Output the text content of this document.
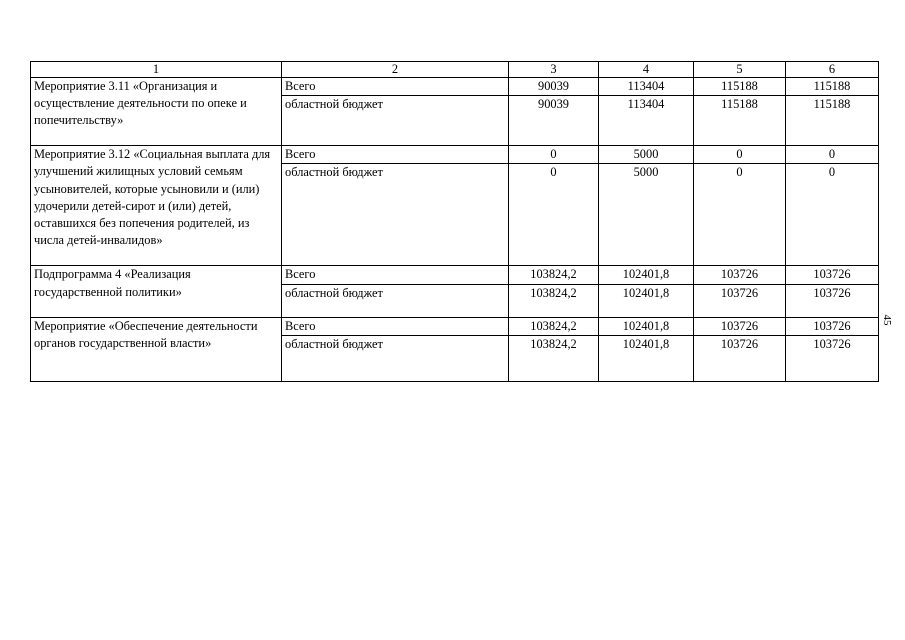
1	2	3	4	5	6
Мероприятие 3.11 «Организация и осуществление деятельности по опеке и попечительству»	Всего	90039	113404	115188	115188
	областной бюджет	90039	113404	115188	115188
Мероприятие 3.12 «Социальная выплата для улучшений жилищных условий семьям усыновителей, которые усыновили и (или) удочерили детей-сирот и (или) детей, оставшихся без попечения родителей, из числа детей-инвалидов»	Всего	0	5000	0	0
	областной бюджет	0	5000	0	0
Подпрограмма 4 «Реализация государственной политики»	Всего	103824,2	102401,8	103726	103726
	областной бюджет	103824,2	102401,8	103726	103726
Мероприятие «Обеспечение деятельности органов государственной власти»	Всего	103824,2	102401,8	103726	103726
	областной бюджет	103824,2	102401,8	103726	103726
45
+ + +
Reproduce all entries exactly. Pictures do not belong in the copy.

Output the text content of this document.
1	2	3	4	5	6
Мероприятие 3.11 «Организация и осуществление деятельности по опеке и попечительству»	Всего	90039	113404	115188	115188
	областной бюджет	90039	113404	115188	115188
Мероприятие 3.12 «Социальная выплата для улучшений жилищных условий семьям усыновителей, которые усыновили и (или) удочерили детей-сирот и (или) детей, оставшихся без попечения родителей, из числа детей-инвалидов»	Всего	0	5000	0	0
	областной бюджет	0	5000	0	0
Подпрограмма 4 «Реализация государственной политики»	Всего	103824,2	102401,8	103726	103726
	областной бюджет	103824,2	102401,8	103726	103726
Мероприятие «Обеспечение деятельности органов государственной власти»	Всего	103824,2	102401,8	103726	103726
	областной бюджет	103824,2	102401,8	103726	103726
45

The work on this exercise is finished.